- WORK REQUIRED
Reproduce the listing below verbatim.

# RECORD LIST start

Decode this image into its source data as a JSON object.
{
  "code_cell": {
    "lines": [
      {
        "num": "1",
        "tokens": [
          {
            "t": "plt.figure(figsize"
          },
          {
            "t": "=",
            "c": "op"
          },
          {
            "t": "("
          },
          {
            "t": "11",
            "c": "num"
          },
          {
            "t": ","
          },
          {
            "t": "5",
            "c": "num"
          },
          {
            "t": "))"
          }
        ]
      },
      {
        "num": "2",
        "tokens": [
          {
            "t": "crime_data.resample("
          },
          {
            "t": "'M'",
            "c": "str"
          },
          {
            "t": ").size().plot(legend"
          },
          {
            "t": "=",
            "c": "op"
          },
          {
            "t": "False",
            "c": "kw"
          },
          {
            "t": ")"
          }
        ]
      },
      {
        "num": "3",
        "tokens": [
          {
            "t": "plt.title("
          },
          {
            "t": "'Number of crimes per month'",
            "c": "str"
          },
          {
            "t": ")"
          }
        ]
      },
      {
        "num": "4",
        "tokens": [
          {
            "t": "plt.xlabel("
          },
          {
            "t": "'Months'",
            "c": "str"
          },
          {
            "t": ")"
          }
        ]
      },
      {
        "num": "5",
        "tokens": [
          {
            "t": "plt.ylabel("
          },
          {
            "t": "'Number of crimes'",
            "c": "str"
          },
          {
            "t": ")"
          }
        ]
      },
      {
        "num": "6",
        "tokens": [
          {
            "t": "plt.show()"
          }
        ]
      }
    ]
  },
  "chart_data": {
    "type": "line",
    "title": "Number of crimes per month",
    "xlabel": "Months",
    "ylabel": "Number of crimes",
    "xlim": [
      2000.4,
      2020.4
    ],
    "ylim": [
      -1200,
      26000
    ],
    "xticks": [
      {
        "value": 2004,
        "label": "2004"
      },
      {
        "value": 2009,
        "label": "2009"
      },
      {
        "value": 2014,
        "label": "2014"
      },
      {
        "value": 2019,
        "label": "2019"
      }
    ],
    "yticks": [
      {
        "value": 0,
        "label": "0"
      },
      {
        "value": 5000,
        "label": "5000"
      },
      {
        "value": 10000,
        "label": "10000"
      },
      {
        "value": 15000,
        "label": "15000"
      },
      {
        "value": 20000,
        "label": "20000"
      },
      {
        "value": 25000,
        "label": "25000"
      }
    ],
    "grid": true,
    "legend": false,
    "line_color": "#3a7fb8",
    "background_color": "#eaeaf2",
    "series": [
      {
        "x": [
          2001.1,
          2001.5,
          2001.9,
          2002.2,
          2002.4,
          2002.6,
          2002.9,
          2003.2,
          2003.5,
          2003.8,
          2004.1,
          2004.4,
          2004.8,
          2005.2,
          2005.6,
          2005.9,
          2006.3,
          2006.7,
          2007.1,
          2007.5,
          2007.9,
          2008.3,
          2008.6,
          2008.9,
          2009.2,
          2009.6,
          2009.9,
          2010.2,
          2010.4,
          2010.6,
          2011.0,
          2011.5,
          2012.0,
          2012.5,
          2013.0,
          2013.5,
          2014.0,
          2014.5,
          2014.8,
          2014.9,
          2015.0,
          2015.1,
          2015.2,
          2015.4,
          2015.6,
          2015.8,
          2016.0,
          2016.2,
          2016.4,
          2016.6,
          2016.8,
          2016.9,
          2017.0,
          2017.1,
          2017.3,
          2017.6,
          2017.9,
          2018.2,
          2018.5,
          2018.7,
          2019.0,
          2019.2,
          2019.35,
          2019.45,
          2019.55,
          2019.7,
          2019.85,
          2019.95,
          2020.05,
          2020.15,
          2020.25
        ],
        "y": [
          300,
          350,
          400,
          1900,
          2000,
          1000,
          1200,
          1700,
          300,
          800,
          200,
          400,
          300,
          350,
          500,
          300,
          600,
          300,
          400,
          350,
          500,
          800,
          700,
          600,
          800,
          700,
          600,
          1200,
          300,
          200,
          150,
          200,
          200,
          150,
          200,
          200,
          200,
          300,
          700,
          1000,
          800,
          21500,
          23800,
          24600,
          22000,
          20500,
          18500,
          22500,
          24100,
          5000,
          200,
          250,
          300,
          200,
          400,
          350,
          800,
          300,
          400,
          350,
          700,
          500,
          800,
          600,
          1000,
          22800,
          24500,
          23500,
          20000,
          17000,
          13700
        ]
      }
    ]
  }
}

# RECORD LIST end

- RESPONSE
Decode this image into its source data as a JSON object.
{
  "code_cell": {
    "lines": [
      {
        "num": "1",
        "tokens": [
          {
            "t": "plt.figure(figsize"
          },
          {
            "t": "=",
            "c": "op"
          },
          {
            "t": "("
          },
          {
            "t": "11",
            "c": "num"
          },
          {
            "t": ","
          },
          {
            "t": "5",
            "c": "num"
          },
          {
            "t": "))"
          }
        ]
      },
      {
        "num": "2",
        "tokens": [
          {
            "t": "crime_data.resample("
          },
          {
            "t": "'M'",
            "c": "str"
          },
          {
            "t": ").size().plot(legend"
          },
          {
            "t": "=",
            "c": "op"
          },
          {
            "t": "False",
            "c": "kw"
          },
          {
            "t": ")"
          }
        ]
      },
      {
        "num": "3",
        "tokens": [
          {
            "t": "plt.title("
          },
          {
            "t": "'Number of crimes per month'",
            "c": "str"
          },
          {
            "t": ")"
          }
        ]
      },
      {
        "num": "4",
        "tokens": [
          {
            "t": "plt.xlabel("
          },
          {
            "t": "'Months'",
            "c": "str"
          },
          {
            "t": ")"
          }
        ]
      },
      {
        "num": "5",
        "tokens": [
          {
            "t": "plt.ylabel("
          },
          {
            "t": "'Number of crimes'",
            "c": "str"
          },
          {
            "t": ")"
          }
        ]
      },
      {
        "num": "6",
        "tokens": [
          {
            "t": "plt.show()"
          }
        ]
      }
    ]
  },
  "chart_data": {
    "type": "line",
    "title": "Number of crimes per month",
    "xlabel": "Months",
    "ylabel": "Number of crimes",
    "xlim": [
      2000.4,
      2020.4
    ],
    "ylim": [
      -1200,
      26000
    ],
    "xticks": [
      {
        "value": 2004,
        "label": "2004"
      },
      {
        "value": 2009,
        "label": "2009"
      },
      {
        "value": 2014,
        "label": "2014"
      },
      {
        "value": 2019,
        "label": "2019"
      }
    ],
    "yticks": [
      {
        "value": 0,
        "label": "0"
      },
      {
        "value": 5000,
        "label": "5000"
      },
      {
        "value": 10000,
        "label": "10000"
      },
      {
        "value": 15000,
        "label": "15000"
      },
      {
        "value": 20000,
        "label": "20000"
      },
      {
        "value": 25000,
        "label": "25000"
      }
    ],
    "grid": true,
    "legend": false,
    "line_color": "#3a7fb8",
    "background_color": "#eaeaf2",
    "series": [
      {
        "x": [
          2001.1,
          2001.5,
          2001.9,
          2002.2,
          2002.4,
          2002.6,
          2002.9,
          2003.2,
          2003.5,
          2003.8,
          2004.1,
          2004.4,
          2004.8,
          2005.2,
          2005.6,
          2005.9,
          2006.3,
          2006.7,
          2007.1,
          2007.5,
          2007.9,
          2008.3,
          2008.6,
          2008.9,
          2009.2,
          2009.6,
          2009.9,
          2010.2,
          2010.4,
          2010.6,
          2011.0,
          2011.5,
          2012.0,
          2012.5,
          2013.0,
          2013.5,
          2014.0,
          2014.5,
          2014.8,
          2014.9,
          2015.0,
          2015.1,
          2015.2,
          2015.4,
          2015.6,
          2015.8,
          2016.0,
          2016.2,
          2016.4,
          2016.6,
          2016.8,
          2016.9,
          2017.0,
          2017.1,
          2017.3,
          2017.6,
          2017.9,
          2018.2,
          2018.5,
          2018.7,
          2019.0,
          2019.2,
          2019.35,
          2019.45,
          2019.55,
          2019.7,
          2019.85,
          2019.95,
          2020.05,
          2020.15,
          2020.25
        ],
        "y": [
          300,
          350,
          400,
          1900,
          2000,
          1000,
          1200,
          1700,
          300,
          800,
          200,
          400,
          300,
          350,
          500,
          300,
          600,
          300,
          400,
          350,
          500,
          800,
          700,
          600,
          800,
          700,
          600,
          1200,
          300,
          200,
          150,
          200,
          200,
          150,
          200,
          200,
          200,
          300,
          700,
          1000,
          800,
          21500,
          23800,
          24600,
          22000,
          20500,
          18500,
          22500,
          24100,
          5000,
          200,
          250,
          300,
          200,
          400,
          350,
          800,
          300,
          400,
          350,
          700,
          500,
          800,
          600,
          1000,
          22800,
          24500,
          23500,
          20000,
          17000,
          13700
        ]
      }
    ]
  }
}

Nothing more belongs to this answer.